Request: Please copy everything in the Nutcracker article below from "Richmond Ballet company" down to "in The Nutcracker.", word for word.
:: Source
Richmond Ballet company dancer Valerie Tellmann remembers checking the casting list five times before it really sank in that she was going to dance the coveted role of Clara in The Nutcracker.
“My mom told me before the audition not to get my hopes up because I had just joined the school,” says Tellmann, who at that time was twelve and a student in The School of Richmond Ballet. “I really felt very lucky to have that opportunity.”
Today her peers in the ballet lovingly refer to the 33-year-old ballerina as the “crazy Clara” because she was the only Clara who talked to her nutcracker. “People would tell me ‘You got the character,’” Tellmann says with a laugh. “It was total immersion.”
The holiday season in Richmond wouldn’t be complete without Richmond Ballet’s grand production of The Nutcracker. The legendary ballet has become a holiday tradition for countless families in Richmond, and now also Norfolk. Putting the massive ballet together is a tremendous undertaking – one that starts in September when the school’s director, Judy Jacob, pulls out the show’s music and choreography. Jacob has danced in the show and worked with the production for more than twenty years.
“Sometimes you feel a little jaded,” she says. “But the minute you have rehearsal and see it through the eyes of the children, you don’t care that you have done this a thousand times before. It’s such an amazing phenomenon.”
The show has a total of 217 dancers, which includes 169 children, ages seven to eighteen. “We have two casts of students in the two cities,” Jacob says, noting that the Richmond show is cast with students from the school. “When we audition in Norfolk, people come from about twenty dance schools in the Hampton Roads area. Pulling students together from different schools is challenging.”
Children in the production start rehearsing the beginning of October. School manager and child wrangler Rebecca Weger is the point person for parents of the dancers as well as the young dancers when they are backstage. “Being backstage with the children is one of the fun parts of my job,” she says. “I know they are so excited about going on stage and being part of the professional production.”
Keeping up with dozens of children and making sure all goes smoothly during the production is a Herculean task for Weger. She handles everything from hair mishaps to wayward children. “We have little things happening all the time,” she says.
::::
:: Given data
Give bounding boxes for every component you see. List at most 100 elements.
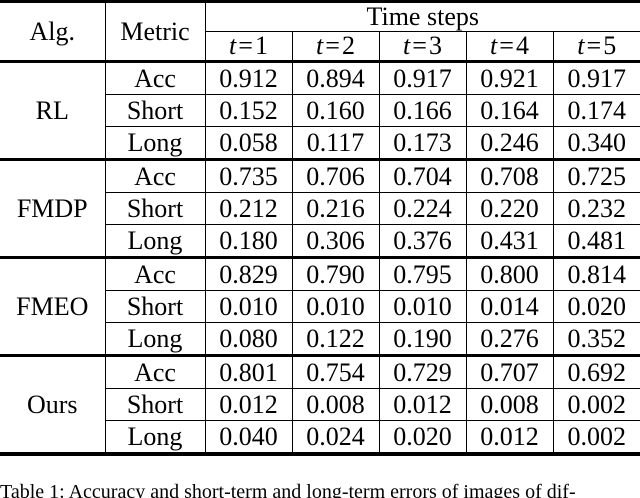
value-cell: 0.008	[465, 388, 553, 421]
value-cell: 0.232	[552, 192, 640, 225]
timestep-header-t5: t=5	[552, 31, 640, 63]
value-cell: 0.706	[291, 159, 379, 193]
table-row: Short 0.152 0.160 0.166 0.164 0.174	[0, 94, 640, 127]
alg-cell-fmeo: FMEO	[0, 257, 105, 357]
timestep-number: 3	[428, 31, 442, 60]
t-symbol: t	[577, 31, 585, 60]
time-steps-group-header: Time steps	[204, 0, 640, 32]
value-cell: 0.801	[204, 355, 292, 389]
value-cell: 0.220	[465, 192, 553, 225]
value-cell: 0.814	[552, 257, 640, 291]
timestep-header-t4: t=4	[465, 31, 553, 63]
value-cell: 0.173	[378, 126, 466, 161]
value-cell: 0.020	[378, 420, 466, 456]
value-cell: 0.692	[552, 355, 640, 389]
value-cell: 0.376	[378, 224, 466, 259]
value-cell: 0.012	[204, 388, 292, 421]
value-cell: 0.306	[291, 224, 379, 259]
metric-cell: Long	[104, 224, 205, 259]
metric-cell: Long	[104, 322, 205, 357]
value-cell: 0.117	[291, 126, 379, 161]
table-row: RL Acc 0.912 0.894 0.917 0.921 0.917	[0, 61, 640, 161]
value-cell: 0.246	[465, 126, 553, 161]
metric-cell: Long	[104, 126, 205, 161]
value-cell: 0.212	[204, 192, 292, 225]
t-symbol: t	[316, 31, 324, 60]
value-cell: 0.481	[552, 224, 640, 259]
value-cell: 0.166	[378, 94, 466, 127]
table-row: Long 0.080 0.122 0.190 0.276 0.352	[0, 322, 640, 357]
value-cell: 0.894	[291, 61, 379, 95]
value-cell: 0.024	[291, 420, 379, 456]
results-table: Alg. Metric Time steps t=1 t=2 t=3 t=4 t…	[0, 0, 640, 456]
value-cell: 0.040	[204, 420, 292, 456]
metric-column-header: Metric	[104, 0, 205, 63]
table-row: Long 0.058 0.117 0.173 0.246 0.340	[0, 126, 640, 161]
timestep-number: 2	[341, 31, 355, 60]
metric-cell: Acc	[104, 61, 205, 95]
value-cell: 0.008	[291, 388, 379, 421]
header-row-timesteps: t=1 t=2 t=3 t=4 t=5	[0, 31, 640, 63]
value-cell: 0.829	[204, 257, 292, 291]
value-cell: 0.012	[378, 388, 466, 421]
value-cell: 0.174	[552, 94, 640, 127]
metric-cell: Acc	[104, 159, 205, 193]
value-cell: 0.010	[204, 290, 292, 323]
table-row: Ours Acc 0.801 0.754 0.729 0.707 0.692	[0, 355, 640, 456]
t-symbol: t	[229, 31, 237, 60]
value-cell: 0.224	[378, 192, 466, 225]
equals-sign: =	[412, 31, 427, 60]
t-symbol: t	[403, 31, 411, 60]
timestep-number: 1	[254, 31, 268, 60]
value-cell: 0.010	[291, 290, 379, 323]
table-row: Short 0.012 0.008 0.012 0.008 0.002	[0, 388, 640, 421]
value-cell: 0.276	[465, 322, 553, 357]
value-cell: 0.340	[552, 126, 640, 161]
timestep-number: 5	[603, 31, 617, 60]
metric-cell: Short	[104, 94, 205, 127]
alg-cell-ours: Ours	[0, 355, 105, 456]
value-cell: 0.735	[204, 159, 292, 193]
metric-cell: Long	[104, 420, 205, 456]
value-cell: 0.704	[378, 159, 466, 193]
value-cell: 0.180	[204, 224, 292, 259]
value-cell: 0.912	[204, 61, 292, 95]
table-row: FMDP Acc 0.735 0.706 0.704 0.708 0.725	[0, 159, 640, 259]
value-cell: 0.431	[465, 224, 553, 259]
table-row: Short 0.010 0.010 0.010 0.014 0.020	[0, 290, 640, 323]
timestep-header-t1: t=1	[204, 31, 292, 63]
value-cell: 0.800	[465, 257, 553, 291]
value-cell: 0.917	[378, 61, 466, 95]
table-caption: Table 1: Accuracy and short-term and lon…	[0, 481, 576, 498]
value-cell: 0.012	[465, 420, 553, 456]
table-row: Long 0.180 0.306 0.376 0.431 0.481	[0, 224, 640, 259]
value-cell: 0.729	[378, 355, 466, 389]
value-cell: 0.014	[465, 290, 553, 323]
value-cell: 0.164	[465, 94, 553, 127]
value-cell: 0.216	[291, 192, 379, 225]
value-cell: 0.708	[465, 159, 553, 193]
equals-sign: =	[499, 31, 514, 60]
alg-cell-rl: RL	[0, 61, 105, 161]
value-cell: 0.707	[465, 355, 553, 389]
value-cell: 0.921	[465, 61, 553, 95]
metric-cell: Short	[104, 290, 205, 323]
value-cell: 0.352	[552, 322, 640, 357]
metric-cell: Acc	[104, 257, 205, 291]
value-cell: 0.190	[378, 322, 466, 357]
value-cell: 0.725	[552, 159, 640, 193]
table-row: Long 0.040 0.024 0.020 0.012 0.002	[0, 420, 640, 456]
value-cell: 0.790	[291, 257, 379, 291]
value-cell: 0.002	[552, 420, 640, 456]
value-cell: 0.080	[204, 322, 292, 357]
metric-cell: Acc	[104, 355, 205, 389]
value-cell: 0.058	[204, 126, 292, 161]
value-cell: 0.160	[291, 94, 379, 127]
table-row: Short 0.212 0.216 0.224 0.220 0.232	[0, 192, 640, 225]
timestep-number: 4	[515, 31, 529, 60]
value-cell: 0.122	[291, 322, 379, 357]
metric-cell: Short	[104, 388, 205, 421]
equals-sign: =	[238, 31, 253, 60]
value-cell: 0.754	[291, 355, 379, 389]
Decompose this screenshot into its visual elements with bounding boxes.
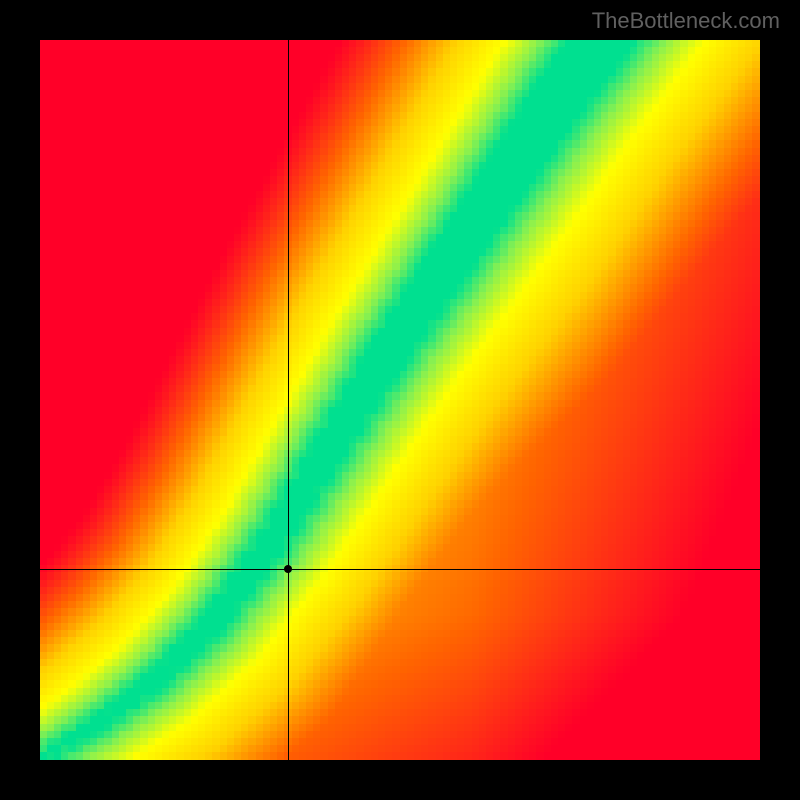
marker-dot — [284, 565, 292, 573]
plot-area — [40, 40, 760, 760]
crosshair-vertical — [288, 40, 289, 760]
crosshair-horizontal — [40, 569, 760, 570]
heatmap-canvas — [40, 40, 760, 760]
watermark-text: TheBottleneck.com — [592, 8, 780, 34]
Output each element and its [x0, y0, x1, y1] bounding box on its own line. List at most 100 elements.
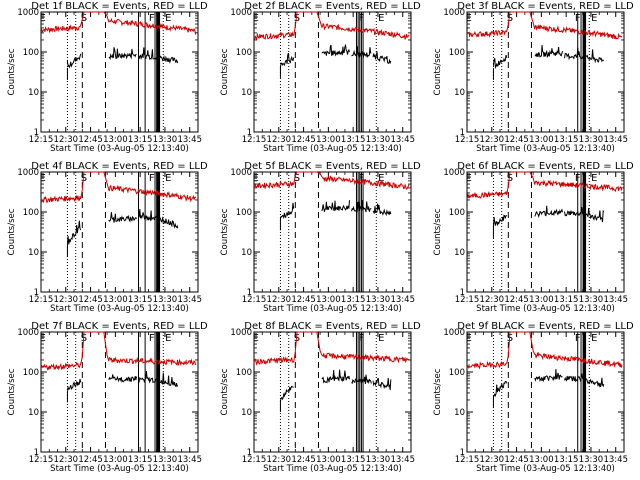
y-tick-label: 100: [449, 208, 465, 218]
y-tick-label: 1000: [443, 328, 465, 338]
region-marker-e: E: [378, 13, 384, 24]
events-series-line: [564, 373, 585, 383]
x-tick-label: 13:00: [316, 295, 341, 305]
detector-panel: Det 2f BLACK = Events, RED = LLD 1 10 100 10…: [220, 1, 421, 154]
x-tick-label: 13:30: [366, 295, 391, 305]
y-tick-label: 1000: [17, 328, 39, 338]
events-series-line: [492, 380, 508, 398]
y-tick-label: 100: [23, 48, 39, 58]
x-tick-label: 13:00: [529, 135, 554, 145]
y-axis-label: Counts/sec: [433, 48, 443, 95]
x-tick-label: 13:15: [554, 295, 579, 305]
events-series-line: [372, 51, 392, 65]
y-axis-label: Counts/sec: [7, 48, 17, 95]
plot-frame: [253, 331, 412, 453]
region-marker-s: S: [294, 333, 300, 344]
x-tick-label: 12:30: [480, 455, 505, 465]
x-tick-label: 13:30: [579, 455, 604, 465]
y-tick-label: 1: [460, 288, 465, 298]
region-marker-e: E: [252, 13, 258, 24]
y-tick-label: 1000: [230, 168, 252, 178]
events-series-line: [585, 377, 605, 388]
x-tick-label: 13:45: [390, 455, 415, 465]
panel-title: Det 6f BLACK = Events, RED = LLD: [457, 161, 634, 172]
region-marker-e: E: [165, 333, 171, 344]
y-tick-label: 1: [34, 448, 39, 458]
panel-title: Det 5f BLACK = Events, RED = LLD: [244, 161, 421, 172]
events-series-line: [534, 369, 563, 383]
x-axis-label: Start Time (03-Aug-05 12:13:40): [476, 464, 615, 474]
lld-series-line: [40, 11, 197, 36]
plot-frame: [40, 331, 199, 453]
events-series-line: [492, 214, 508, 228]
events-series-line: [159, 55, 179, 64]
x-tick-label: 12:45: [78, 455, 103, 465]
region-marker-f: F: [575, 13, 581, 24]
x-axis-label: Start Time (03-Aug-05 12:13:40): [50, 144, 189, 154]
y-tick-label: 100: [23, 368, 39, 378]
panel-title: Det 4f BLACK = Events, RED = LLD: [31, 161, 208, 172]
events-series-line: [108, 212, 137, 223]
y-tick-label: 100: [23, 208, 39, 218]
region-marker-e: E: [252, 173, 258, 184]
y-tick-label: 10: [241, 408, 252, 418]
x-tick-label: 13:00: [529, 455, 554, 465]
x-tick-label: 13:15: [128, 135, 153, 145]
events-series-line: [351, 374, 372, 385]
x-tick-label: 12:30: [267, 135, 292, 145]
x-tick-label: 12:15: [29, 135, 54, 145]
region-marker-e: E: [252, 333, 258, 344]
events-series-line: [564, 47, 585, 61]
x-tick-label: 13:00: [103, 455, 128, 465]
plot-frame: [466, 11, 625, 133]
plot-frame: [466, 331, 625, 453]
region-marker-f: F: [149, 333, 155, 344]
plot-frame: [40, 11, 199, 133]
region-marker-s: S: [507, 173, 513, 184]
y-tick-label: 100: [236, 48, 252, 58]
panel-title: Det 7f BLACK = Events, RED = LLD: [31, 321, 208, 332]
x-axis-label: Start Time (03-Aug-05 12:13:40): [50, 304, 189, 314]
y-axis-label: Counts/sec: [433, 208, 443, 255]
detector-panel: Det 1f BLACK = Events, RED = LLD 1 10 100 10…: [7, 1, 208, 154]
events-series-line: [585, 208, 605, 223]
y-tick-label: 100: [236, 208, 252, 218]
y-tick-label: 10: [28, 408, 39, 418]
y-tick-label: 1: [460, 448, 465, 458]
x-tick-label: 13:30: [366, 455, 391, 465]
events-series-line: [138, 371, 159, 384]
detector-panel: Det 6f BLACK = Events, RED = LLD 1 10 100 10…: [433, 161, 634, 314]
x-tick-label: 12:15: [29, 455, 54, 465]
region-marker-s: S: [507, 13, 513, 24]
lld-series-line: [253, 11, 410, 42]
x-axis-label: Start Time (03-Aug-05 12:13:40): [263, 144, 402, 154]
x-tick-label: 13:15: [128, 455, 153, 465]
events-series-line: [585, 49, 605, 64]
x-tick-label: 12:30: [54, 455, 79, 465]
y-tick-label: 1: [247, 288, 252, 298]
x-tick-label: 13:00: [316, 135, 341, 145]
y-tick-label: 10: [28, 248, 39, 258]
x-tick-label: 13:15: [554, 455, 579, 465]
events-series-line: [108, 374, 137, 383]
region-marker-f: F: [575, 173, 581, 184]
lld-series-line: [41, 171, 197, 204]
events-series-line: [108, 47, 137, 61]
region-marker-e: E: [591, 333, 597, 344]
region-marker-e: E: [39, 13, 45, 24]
::::
Exercise response:
Richmond Ballet company dancer Valerie Tellmann remembers checking the casting list five times before it really sank in that she was going to dance the coveted role of Clara in The Nutcracker.